◆ YOUR OBJECTIVE ◆
List all lines in the material below that contain "moment".

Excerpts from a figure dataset
+ + + + + + +
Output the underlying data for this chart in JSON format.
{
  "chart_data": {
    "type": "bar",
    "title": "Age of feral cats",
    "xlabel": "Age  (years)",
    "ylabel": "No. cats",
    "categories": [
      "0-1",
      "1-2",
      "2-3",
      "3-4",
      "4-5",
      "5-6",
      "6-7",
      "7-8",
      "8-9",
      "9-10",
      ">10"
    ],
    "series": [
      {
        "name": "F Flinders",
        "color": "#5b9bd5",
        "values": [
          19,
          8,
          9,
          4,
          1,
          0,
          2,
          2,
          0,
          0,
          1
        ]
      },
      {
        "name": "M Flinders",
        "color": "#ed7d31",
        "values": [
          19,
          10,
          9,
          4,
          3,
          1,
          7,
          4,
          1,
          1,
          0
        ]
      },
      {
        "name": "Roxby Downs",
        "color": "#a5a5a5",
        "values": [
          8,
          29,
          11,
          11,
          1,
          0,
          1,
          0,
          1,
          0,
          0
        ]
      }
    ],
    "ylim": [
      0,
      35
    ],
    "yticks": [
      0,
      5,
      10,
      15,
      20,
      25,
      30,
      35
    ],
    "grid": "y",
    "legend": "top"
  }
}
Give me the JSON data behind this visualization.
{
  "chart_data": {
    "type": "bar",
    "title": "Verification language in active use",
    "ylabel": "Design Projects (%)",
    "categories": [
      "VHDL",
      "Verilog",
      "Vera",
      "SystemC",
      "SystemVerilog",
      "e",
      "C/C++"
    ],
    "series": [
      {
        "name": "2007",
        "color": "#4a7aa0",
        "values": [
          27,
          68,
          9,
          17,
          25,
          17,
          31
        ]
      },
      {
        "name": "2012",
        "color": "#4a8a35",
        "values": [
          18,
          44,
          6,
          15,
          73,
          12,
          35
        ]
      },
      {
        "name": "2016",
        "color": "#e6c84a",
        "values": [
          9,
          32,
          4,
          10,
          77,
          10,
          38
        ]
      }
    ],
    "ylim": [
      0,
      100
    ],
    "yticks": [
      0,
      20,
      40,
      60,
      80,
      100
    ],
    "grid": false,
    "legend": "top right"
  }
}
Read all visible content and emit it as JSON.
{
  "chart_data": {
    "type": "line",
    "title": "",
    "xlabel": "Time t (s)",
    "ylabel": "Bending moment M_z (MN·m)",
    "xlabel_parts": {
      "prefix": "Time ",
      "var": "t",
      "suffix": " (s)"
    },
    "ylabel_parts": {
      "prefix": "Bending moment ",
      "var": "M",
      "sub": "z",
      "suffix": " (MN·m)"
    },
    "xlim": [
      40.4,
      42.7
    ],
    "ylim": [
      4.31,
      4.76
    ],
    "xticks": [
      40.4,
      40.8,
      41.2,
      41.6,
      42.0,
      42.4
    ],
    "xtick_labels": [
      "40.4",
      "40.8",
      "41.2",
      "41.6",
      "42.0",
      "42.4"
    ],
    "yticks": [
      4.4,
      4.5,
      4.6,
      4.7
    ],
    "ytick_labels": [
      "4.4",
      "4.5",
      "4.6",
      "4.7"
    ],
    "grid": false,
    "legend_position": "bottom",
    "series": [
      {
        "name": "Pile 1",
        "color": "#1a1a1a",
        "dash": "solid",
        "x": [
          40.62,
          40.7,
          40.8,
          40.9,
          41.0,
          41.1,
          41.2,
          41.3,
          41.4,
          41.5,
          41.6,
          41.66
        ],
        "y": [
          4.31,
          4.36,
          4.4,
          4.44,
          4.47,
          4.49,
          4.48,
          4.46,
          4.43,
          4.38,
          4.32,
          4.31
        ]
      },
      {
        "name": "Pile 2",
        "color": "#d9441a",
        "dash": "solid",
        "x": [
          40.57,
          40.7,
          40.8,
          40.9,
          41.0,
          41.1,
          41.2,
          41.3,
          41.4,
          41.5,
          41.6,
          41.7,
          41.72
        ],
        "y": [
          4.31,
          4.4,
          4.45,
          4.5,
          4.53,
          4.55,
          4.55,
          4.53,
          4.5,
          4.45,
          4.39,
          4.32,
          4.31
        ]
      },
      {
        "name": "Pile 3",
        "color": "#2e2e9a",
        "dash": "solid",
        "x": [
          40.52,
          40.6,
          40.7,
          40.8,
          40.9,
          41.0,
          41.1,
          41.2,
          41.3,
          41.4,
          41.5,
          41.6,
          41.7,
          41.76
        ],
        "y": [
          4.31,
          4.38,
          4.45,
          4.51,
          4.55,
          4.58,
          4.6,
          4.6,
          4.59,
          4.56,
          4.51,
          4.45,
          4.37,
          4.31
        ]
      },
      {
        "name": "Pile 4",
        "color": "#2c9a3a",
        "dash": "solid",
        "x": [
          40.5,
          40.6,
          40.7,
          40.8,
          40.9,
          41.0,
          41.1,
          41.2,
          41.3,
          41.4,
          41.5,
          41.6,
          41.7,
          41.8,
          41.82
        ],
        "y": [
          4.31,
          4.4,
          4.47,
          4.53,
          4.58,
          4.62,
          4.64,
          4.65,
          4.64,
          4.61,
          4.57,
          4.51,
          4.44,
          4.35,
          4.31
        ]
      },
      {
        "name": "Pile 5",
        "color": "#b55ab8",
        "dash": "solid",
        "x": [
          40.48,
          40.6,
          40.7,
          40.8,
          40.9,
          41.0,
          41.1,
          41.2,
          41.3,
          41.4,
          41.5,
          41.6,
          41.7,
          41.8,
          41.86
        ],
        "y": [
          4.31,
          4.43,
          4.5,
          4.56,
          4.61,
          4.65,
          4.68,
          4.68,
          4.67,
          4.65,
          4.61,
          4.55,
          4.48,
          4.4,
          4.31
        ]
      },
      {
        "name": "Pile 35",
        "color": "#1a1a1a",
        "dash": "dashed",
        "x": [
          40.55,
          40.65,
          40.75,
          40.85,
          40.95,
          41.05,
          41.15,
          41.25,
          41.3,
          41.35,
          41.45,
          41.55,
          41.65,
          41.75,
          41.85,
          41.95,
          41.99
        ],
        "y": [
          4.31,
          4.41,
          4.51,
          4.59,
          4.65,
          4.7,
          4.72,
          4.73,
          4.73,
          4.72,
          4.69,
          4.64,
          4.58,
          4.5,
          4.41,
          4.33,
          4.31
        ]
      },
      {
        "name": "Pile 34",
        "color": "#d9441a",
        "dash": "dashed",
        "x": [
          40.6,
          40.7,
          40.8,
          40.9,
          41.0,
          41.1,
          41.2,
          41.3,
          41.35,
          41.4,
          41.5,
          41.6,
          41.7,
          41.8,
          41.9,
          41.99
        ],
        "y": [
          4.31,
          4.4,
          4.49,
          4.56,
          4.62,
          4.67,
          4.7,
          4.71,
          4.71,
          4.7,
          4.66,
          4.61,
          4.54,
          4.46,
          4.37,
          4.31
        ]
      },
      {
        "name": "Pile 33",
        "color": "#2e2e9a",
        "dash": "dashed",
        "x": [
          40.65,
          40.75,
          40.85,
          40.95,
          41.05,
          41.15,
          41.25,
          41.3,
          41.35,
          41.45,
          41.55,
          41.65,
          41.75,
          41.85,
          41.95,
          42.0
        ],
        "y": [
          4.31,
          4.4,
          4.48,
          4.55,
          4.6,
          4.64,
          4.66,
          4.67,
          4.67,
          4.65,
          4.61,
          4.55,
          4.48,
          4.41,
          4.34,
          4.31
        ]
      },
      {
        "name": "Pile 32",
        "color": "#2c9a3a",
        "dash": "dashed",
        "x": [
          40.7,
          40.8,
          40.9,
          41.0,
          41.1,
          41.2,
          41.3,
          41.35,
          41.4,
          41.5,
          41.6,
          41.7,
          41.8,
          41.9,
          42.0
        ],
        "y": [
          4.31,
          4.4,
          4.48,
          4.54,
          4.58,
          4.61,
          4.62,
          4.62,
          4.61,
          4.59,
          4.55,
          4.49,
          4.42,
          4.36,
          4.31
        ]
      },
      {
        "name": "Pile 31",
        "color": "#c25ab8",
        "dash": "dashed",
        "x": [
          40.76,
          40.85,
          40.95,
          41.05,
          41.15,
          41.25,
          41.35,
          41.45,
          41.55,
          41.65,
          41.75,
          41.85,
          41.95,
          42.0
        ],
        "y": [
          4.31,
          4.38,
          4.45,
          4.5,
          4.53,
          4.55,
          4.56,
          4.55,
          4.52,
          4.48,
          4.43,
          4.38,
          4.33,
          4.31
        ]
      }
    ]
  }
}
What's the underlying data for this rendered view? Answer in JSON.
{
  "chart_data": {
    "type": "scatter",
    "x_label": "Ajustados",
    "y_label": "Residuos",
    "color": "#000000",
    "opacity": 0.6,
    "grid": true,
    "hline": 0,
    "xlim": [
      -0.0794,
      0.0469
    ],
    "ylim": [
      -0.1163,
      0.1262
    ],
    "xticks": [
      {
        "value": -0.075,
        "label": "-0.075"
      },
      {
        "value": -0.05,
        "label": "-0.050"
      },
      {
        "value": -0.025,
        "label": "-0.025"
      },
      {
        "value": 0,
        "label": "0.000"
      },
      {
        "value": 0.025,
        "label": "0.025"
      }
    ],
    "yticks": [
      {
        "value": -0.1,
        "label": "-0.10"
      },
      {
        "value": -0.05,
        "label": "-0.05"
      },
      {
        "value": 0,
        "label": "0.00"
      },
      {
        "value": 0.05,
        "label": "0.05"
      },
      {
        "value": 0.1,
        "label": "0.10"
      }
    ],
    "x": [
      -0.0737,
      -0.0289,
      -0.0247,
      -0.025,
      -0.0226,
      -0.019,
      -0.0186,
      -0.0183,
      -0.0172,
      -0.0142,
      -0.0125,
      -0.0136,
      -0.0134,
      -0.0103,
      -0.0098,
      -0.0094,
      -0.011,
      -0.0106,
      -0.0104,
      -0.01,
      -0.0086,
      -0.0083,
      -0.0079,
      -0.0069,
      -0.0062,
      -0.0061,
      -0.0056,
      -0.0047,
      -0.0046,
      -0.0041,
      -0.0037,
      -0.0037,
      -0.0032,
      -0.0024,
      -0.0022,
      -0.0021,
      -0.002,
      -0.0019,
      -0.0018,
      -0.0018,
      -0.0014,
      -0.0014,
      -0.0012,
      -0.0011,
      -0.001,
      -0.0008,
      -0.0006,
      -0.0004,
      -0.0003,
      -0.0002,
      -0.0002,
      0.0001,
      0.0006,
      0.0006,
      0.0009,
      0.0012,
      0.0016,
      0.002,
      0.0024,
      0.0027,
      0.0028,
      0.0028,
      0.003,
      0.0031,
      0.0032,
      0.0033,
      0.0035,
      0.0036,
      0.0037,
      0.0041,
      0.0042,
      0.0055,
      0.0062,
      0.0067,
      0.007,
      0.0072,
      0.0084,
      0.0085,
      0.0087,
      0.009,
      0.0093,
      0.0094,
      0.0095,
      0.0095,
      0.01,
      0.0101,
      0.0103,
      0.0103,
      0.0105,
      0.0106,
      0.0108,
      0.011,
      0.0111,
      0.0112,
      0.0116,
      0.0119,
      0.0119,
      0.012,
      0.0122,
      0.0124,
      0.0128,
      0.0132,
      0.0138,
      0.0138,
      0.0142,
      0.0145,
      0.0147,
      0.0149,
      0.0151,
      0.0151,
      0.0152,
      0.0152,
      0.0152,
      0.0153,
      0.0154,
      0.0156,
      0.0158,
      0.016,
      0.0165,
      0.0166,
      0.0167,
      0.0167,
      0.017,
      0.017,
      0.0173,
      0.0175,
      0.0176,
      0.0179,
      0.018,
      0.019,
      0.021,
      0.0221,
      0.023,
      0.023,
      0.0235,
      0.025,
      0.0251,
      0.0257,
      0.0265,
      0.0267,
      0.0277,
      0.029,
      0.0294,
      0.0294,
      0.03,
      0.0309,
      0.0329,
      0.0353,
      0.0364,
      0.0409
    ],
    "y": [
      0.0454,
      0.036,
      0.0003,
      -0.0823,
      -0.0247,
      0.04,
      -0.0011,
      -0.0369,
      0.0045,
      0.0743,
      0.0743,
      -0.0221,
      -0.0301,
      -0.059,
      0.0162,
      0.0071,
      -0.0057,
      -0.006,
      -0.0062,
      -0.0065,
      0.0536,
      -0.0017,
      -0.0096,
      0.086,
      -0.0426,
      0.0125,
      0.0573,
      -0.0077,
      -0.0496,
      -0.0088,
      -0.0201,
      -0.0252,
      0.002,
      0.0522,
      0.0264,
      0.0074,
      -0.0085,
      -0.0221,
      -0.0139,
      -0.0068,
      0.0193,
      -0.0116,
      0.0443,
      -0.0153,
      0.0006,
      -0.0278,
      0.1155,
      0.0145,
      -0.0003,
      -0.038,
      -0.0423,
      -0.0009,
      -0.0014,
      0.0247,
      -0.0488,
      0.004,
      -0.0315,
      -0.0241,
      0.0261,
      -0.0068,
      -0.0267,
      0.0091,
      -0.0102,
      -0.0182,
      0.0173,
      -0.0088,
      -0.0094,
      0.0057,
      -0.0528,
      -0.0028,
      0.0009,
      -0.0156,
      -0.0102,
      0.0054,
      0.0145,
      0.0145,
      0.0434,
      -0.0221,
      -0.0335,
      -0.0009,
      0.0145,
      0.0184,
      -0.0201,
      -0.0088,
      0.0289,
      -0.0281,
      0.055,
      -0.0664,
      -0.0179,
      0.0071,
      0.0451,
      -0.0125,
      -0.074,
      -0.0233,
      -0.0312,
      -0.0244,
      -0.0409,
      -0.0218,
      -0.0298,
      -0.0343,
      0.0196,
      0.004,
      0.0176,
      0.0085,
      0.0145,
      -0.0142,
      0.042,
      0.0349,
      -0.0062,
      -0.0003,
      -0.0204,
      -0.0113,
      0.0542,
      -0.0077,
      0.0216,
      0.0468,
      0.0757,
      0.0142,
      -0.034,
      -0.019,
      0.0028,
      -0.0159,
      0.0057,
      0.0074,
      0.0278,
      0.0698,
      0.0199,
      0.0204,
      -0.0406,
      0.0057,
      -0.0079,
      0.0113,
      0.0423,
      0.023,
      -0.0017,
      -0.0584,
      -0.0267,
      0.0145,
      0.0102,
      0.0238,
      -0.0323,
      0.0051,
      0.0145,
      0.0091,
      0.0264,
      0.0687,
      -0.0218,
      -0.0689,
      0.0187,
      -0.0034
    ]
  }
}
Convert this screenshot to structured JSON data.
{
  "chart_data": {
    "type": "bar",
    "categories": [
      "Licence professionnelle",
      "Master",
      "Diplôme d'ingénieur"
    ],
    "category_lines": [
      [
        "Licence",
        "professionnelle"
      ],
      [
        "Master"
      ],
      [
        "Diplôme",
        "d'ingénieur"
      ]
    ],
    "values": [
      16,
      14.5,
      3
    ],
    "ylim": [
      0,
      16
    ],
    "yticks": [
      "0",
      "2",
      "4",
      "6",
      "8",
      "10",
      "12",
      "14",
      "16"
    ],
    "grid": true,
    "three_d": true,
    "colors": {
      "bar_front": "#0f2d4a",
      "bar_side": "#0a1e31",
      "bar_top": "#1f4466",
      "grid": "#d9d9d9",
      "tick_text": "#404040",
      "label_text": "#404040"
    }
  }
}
+ + + + + + +
◆ CORRECT RESPONSE ◆
    "ylabel": "Bending moment M_z (MN·m)",
      "prefix": "Bending moment ",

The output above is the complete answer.